Extract the full set of records, then give each one again exactly.

### Exercise data

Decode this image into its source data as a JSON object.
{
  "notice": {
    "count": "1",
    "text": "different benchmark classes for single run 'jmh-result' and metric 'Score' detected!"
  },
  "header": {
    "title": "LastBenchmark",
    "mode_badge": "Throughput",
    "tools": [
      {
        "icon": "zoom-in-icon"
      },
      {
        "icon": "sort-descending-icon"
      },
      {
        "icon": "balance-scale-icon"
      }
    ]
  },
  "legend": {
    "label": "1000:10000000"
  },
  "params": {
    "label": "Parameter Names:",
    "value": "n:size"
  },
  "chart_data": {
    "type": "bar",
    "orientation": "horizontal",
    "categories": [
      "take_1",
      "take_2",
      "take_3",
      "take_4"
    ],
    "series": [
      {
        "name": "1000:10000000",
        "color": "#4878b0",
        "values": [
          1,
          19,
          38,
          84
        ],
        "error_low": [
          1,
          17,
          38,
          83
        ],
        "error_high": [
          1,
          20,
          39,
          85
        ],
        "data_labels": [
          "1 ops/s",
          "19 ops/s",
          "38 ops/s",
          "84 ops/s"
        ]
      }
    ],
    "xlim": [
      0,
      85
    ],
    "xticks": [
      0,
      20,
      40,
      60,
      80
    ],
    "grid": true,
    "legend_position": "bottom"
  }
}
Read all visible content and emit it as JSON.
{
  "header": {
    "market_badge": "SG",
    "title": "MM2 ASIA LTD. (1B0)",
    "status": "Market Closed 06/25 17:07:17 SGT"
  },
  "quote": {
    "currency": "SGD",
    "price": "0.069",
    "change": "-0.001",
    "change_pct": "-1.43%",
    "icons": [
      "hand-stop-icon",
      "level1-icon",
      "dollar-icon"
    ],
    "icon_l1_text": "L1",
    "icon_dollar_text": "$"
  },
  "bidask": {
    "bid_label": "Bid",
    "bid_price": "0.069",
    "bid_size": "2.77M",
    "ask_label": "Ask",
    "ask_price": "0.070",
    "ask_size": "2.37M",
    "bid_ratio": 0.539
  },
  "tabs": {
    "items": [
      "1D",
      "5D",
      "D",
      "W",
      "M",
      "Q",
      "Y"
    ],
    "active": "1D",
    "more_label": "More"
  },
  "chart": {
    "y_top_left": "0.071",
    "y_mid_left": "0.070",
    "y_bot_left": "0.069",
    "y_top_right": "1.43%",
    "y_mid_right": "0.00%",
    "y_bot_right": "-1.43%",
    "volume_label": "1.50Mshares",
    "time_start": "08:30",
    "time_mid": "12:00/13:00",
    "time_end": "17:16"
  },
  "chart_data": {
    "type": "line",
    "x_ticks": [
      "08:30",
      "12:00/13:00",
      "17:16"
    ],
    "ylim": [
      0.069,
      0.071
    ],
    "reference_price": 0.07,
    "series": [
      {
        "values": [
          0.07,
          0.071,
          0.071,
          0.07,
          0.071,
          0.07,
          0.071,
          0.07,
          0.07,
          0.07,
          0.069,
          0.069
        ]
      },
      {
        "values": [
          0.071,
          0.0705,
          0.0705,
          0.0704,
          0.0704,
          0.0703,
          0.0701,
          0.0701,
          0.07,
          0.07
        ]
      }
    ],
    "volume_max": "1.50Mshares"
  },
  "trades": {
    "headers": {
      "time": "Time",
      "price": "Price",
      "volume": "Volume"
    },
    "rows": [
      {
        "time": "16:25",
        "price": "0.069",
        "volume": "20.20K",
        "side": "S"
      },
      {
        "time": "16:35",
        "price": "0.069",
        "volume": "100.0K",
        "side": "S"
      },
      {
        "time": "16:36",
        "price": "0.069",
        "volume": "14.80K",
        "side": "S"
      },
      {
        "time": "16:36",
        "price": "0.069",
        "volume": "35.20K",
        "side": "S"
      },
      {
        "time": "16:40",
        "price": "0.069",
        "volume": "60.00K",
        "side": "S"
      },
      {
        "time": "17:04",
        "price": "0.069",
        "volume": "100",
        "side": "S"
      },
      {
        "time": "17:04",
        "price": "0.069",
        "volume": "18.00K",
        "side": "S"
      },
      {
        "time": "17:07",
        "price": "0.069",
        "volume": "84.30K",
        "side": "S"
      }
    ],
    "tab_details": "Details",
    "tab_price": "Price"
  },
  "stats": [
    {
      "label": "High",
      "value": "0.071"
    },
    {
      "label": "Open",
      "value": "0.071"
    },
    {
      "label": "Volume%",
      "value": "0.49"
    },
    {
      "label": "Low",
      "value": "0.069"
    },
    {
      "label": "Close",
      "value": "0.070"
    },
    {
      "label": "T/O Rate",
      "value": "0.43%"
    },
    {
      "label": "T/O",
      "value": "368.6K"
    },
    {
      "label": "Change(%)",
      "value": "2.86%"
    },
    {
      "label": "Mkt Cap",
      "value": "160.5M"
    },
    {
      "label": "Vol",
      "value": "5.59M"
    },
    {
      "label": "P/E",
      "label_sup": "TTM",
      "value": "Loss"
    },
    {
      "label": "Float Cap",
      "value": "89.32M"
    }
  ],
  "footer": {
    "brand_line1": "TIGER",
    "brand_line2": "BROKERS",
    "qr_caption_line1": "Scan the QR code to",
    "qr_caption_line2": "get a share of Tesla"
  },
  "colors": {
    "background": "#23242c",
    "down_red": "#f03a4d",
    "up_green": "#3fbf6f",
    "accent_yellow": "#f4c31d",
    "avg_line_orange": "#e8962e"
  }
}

######

Reply:
Decode this image into its source data as a JSON object.
{
  "notice": {
    "count": "1",
    "text": "different benchmark classes for single run 'jmh-result' and metric 'Score' detected!"
  },
  "header": {
    "title": "LastBenchmark",
    "mode_badge": "Throughput",
    "tools": [
      {
        "icon": "zoom-in-icon"
      },
      {
        "icon": "sort-descending-icon"
      },
      {
        "icon": "balance-scale-icon"
      }
    ]
  },
  "legend": {
    "label": "1000:10000000"
  },
  "params": {
    "label": "Parameter Names:",
    "value": "n:size"
  },
  "chart_data": {
    "type": "bar",
    "orientation": "horizontal",
    "categories": [
      "take_1",
      "take_2",
      "take_3",
      "take_4"
    ],
    "series": [
      {
        "name": "1000:10000000",
        "color": "#4878b0",
        "values": [
          1,
          19,
          38,
          84
        ],
        "error_low": [
          1,
          17,
          38,
          83
        ],
        "error_high": [
          1,
          20,
          39,
          85
        ],
        "data_labels": [
          "1 ops/s",
          "19 ops/s",
          "38 ops/s",
          "84 ops/s"
        ]
      }
    ],
    "xlim": [
      0,
      85
    ],
    "xticks": [
      0,
      20,
      40,
      60,
      80
    ],
    "grid": true,
    "legend_position": "bottom"
  }
}
Read all visible content and emit it as JSON.
{
  "header": {
    "market_badge": "SG",
    "title": "MM2 ASIA LTD. (1B0)",
    "status": "Market Closed 06/25 17:07:17 SGT"
  },
  "quote": {
    "currency": "SGD",
    "price": "0.069",
    "change": "-0.001",
    "change_pct": "-1.43%",
    "icons": [
      "hand-stop-icon",
      "level1-icon",
      "dollar-icon"
    ],
    "icon_l1_text": "L1",
    "icon_dollar_text": "$"
  },
  "bidask": {
    "bid_label": "Bid",
    "bid_price": "0.069",
    "bid_size": "2.77M",
    "ask_label": "Ask",
    "ask_price": "0.070",
    "ask_size": "2.37M",
    "bid_ratio": 0.539
  },
  "tabs": {
    "items": [
      "1D",
      "5D",
      "D",
      "W",
      "M",
      "Q",
      "Y"
    ],
    "active": "1D",
    "more_label": "More"
  },
  "chart": {
    "y_top_left": "0.071",
    "y_mid_left": "0.070",
    "y_bot_left": "0.069",
    "y_top_right": "1.43%",
    "y_mid_right": "0.00%",
    "y_bot_right": "-1.43%",
    "volume_label": "1.50Mshares",
    "time_start": "08:30",
    "time_mid": "12:00/13:00",
    "time_end": "17:16"
  },
  "chart_data": {
    "type": "line",
    "x_ticks": [
      "08:30",
      "12:00/13:00",
      "17:16"
    ],
    "ylim": [
      0.069,
      0.071
    ],
    "reference_price": 0.07,
    "series": [
      {
        "values": [
          0.07,
          0.071,
          0.071,
          0.07,
          0.071,
          0.07,
          0.071,
          0.07,
          0.07,
          0.07,
          0.069,
          0.069
        ]
      },
      {
        "values": [
          0.071,
          0.0705,
          0.0705,
          0.0704,
          0.0704,
          0.0703,
          0.0701,
          0.0701,
          0.07,
          0.07
        ]
      }
    ],
    "volume_max": "1.50Mshares"
  },
  "trades": {
    "headers": {
      "time": "Time",
      "price": "Price",
      "volume": "Volume"
    },
    "rows": [
      {
        "time": "16:25",
        "price": "0.069",
        "volume": "20.20K",
        "side": "S"
      },
      {
        "time": "16:35",
        "price": "0.069",
        "volume": "100.0K",
        "side": "S"
      },
      {
        "time": "16:36",
        "price": "0.069",
        "volume": "14.80K",
        "side": "S"
      },
      {
        "time": "16:36",
        "price": "0.069",
        "volume": "35.20K",
        "side": "S"
      },
      {
        "time": "16:40",
        "price": "0.069",
        "volume": "60.00K",
        "side": "S"
      },
      {
        "time": "17:04",
        "price": "0.069",
        "volume": "100",
        "side": "S"
      },
      {
        "time": "17:04",
        "price": "0.069",
        "volume": "18.00K",
        "side": "S"
      },
      {
        "time": "17:07",
        "price": "0.069",
        "volume": "84.30K",
        "side": "S"
      }
    ],
    "tab_details": "Details",
    "tab_price": "Price"
  },
  "stats": [
    {
      "label": "High",
      "value": "0.071"
    },
    {
      "label": "Open",
      "value": "0.071"
    },
    {
      "label": "Volume%",
      "value": "0.49"
    },
    {
      "label": "Low",
      "value": "0.069"
    },
    {
      "label": "Close",
      "value": "0.070"
    },
    {
      "label": "T/O Rate",
      "value": "0.43%"
    },
    {
      "label": "T/O",
      "value": "368.6K"
    },
    {
      "label": "Change(%)",
      "value": "2.86%"
    },
    {
      "label": "Mkt Cap",
      "value": "160.5M"
    },
    {
      "label": "Vol",
      "value": "5.59M"
    },
    {
      "label": "P/E",
      "label_sup": "TTM",
      "value": "Loss"
    },
    {
      "label": "Float Cap",
      "value": "89.32M"
    }
  ],
  "footer": {
    "brand_line1": "TIGER",
    "brand_line2": "BROKERS",
    "qr_caption_line1": "Scan the QR code to",
    "qr_caption_line2": "get a share of Tesla"
  },
  "colors": {
    "background": "#23242c",
    "down_red": "#f03a4d",
    "up_green": "#3fbf6f",
    "accent_yellow": "#f4c31d",
    "avg_line_orange": "#e8962e"
  }
}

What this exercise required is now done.